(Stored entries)
════════
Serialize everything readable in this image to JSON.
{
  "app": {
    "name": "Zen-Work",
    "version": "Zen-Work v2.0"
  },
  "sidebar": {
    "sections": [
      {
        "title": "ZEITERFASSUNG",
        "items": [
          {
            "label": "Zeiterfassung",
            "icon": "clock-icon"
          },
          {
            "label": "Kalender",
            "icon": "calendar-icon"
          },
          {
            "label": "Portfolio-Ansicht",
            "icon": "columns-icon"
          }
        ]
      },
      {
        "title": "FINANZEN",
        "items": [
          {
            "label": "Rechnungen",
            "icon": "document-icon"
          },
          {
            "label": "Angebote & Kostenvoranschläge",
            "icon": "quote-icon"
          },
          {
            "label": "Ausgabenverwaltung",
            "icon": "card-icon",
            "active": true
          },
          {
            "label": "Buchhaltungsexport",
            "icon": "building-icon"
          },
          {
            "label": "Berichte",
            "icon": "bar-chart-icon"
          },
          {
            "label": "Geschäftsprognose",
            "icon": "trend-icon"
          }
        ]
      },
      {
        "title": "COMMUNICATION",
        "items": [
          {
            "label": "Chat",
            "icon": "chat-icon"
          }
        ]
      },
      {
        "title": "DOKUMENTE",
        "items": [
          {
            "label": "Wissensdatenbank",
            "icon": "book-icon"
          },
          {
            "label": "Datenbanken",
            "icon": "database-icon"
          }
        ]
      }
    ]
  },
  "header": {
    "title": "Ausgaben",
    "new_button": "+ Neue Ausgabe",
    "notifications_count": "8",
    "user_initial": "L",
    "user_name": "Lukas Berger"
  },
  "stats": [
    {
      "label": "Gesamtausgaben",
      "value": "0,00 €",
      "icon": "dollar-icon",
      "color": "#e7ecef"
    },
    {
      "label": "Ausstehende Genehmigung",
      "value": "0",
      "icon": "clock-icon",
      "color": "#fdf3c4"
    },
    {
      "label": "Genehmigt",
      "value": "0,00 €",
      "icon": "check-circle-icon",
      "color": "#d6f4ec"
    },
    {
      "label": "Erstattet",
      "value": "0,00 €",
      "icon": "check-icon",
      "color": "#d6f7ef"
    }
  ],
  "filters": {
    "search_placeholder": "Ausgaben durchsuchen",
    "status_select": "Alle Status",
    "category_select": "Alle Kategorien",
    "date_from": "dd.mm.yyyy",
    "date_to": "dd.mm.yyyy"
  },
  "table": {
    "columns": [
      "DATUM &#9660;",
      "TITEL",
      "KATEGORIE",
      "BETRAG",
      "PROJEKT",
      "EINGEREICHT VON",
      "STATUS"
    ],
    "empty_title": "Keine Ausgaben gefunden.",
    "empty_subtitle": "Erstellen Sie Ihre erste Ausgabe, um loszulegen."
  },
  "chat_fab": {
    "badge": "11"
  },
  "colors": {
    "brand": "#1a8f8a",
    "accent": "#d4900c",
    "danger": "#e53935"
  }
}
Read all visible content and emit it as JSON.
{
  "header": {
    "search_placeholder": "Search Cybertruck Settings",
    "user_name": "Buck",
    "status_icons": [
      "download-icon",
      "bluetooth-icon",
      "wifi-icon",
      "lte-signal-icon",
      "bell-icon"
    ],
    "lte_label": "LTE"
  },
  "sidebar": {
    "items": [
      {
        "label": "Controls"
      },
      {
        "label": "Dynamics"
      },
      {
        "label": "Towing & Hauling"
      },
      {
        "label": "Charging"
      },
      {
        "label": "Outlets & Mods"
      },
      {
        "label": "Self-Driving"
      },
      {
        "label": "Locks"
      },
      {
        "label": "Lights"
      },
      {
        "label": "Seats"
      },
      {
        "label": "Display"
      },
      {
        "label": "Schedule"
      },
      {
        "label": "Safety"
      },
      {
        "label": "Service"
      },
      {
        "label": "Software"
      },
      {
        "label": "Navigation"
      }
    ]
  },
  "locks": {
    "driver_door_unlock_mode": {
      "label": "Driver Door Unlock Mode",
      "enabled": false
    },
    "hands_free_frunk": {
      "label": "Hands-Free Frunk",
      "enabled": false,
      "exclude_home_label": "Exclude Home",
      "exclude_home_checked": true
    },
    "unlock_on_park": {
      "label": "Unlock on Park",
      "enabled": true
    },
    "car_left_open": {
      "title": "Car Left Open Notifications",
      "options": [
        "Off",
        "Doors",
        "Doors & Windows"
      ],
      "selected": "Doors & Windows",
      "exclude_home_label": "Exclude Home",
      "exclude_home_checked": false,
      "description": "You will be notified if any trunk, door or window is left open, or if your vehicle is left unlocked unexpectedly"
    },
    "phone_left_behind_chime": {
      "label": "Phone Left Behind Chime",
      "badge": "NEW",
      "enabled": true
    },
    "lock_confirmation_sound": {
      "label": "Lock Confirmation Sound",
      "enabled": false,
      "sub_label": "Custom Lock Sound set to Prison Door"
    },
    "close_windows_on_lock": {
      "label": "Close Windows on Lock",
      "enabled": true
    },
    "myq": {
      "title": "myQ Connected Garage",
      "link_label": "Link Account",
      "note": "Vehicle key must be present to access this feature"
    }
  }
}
════════
Required work >>
Copy all of the data exactly.

Answer to this task >>
Serialize everything readable in this image to JSON.
{
  "app": {
    "name": "Zen-Work",
    "version": "Zen-Work v2.0"
  },
  "sidebar": {
    "sections": [
      {
        "title": "ZEITERFASSUNG",
        "items": [
          {
            "label": "Zeiterfassung",
            "icon": "clock-icon"
          },
          {
            "label": "Kalender",
            "icon": "calendar-icon"
          },
          {
            "label": "Portfolio-Ansicht",
            "icon": "columns-icon"
          }
        ]
      },
      {
        "title": "FINANZEN",
        "items": [
          {
            "label": "Rechnungen",
            "icon": "document-icon"
          },
          {
            "label": "Angebote & Kostenvoranschläge",
            "icon": "quote-icon"
          },
          {
            "label": "Ausgabenverwaltung",
            "icon": "card-icon",
            "active": true
          },
          {
            "label": "Buchhaltungsexport",
            "icon": "building-icon"
          },
          {
            "label": "Berichte",
            "icon": "bar-chart-icon"
          },
          {
            "label": "Geschäftsprognose",
            "icon": "trend-icon"
          }
        ]
      },
      {
        "title": "COMMUNICATION",
        "items": [
          {
            "label": "Chat",
            "icon": "chat-icon"
          }
        ]
      },
      {
        "title": "DOKUMENTE",
        "items": [
          {
            "label": "Wissensdatenbank",
            "icon": "book-icon"
          },
          {
            "label": "Datenbanken",
            "icon": "database-icon"
          }
        ]
      }
    ]
  },
  "header": {
    "title": "Ausgaben",
    "new_button": "+ Neue Ausgabe",
    "notifications_count": "8",
    "user_initial": "L",
    "user_name": "Lukas Berger"
  },
  "stats": [
    {
      "label": "Gesamtausgaben",
      "value": "0,00 €",
      "icon": "dollar-icon",
      "color": "#e7ecef"
    },
    {
      "label": "Ausstehende Genehmigung",
      "value": "0",
      "icon": "clock-icon",
      "color": "#fdf3c4"
    },
    {
      "label": "Genehmigt",
      "value": "0,00 €",
      "icon": "check-circle-icon",
      "color": "#d6f4ec"
    },
    {
      "label": "Erstattet",
      "value": "0,00 €",
      "icon": "check-icon",
      "color": "#d6f7ef"
    }
  ],
  "filters": {
    "search_placeholder": "Ausgaben durchsuchen",
    "status_select": "Alle Status",
    "category_select": "Alle Kategorien",
    "date_from": "dd.mm.yyyy",
    "date_to": "dd.mm.yyyy"
  },
  "table": {
    "columns": [
      "DATUM &#9660;",
      "TITEL",
      "KATEGORIE",
      "BETRAG",
      "PROJEKT",
      "EINGEREICHT VON",
      "STATUS"
    ],
    "empty_title": "Keine Ausgaben gefunden.",
    "empty_subtitle": "Erstellen Sie Ihre erste Ausgabe, um loszulegen."
  },
  "chat_fab": {
    "badge": "11"
  },
  "colors": {
    "brand": "#1a8f8a",
    "accent": "#d4900c",
    "danger": "#e53935"
  }
}
Read all visible content and emit it as JSON.
{
  "header": {
    "search_placeholder": "Search Cybertruck Settings",
    "user_name": "Buck",
    "status_icons": [
      "download-icon",
      "bluetooth-icon",
      "wifi-icon",
      "lte-signal-icon",
      "bell-icon"
    ],
    "lte_label": "LTE"
  },
  "sidebar": {
    "items": [
      {
        "label": "Controls"
      },
      {
        "label": "Dynamics"
      },
      {
        "label": "Towing & Hauling"
      },
      {
        "label": "Charging"
      },
      {
        "label": "Outlets & Mods"
      },
      {
        "label": "Self-Driving"
      },
      {
        "label": "Locks"
      },
      {
        "label": "Lights"
      },
      {
        "label": "Seats"
      },
      {
        "label": "Display"
      },
      {
        "label": "Schedule"
      },
      {
        "label": "Safety"
      },
      {
        "label": "Service"
      },
      {
        "label": "Software"
      },
      {
        "label": "Navigation"
      }
    ]
  },
  "locks": {
    "driver_door_unlock_mode": {
      "label": "Driver Door Unlock Mode",
      "enabled": false
    },
    "hands_free_frunk": {
      "label": "Hands-Free Frunk",
      "enabled": false,
      "exclude_home_label": "Exclude Home",
      "exclude_home_checked": true
    },
    "unlock_on_park": {
      "label": "Unlock on Park",
      "enabled": true
    },
    "car_left_open": {
      "title": "Car Left Open Notifications",
      "options": [
        "Off",
        "Doors",
        "Doors & Windows"
      ],
      "selected": "Doors & Windows",
      "exclude_home_label": "Exclude Home",
      "exclude_home_checked": false,
      "description": "You will be notified if any trunk, door or window is left open, or if your vehicle is left unlocked unexpectedly"
    },
    "phone_left_behind_chime": {
      "label": "Phone Left Behind Chime",
      "badge": "NEW",
      "enabled": true
    },
    "lock_confirmation_sound": {
      "label": "Lock Confirmation Sound",
      "enabled": false,
      "sub_label": "Custom Lock Sound set to Prison Door"
    },
    "close_windows_on_lock": {
      "label": "Close Windows on Lock",
      "enabled": true
    },
    "myq": {
      "title": "myQ Connected Garage",
      "link_label": "Link Account",
      "note": "Vehicle key must be present to access this feature"
    }
  }
}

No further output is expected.